[Items from a dataset]
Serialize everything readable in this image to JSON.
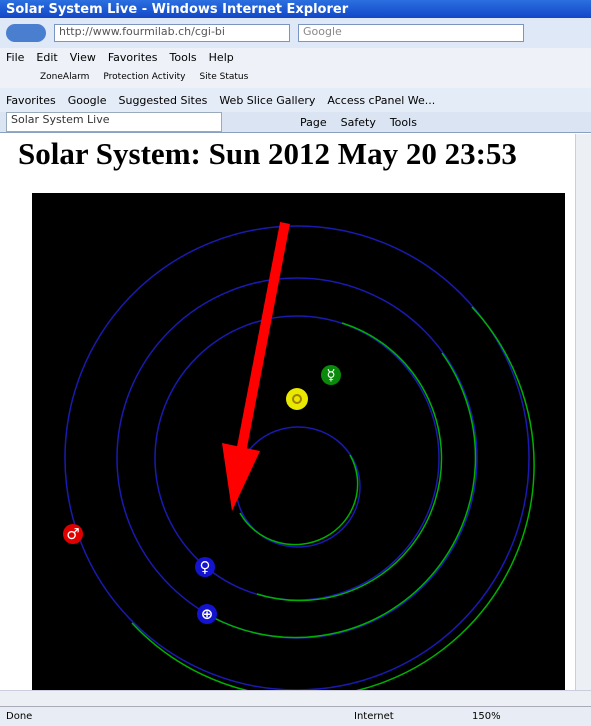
{
  "window": {
    "title": "Solar System Live - Windows Internet Explorer"
  },
  "address_bar": {
    "url": "http://www.fourmilab.ch/cgi-bi",
    "search": "Google"
  },
  "menu": [
    "File",
    "Edit",
    "View",
    "Favorites",
    "Tools",
    "Help"
  ],
  "zonealarm_toolbar": [
    "ZoneAlarm",
    "Protection Activity",
    "Site Status"
  ],
  "favorites_bar": [
    "Favorites",
    "Google",
    "Suggested Sites",
    "Web Slice Gallery",
    "Access cPanel We..."
  ],
  "tab": "Solar System Live",
  "command_bar": [
    "Page",
    "Safety",
    "Tools"
  ],
  "page": {
    "heading": "Solar System: Sun 2012 May 20 23:53",
    "planets": [
      {
        "symbol": "☿"
      },
      {
        "symbol": "♀"
      },
      {
        "symbol": "⊕"
      },
      {
        "symbol": "♂"
      }
    ]
  },
  "status_bar": {
    "status": "Done",
    "zone": "Internet",
    "zoom": "150%"
  }
}
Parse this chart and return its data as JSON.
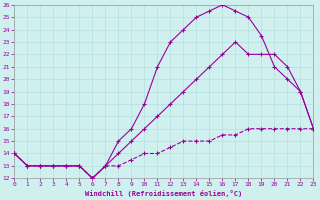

Instructions for the task: Filter out every line that lacks the word "this", and copy the rest.

Expected answer:
Serialize everything readable in this image to JSON.
Parse this chart and return its data as JSON.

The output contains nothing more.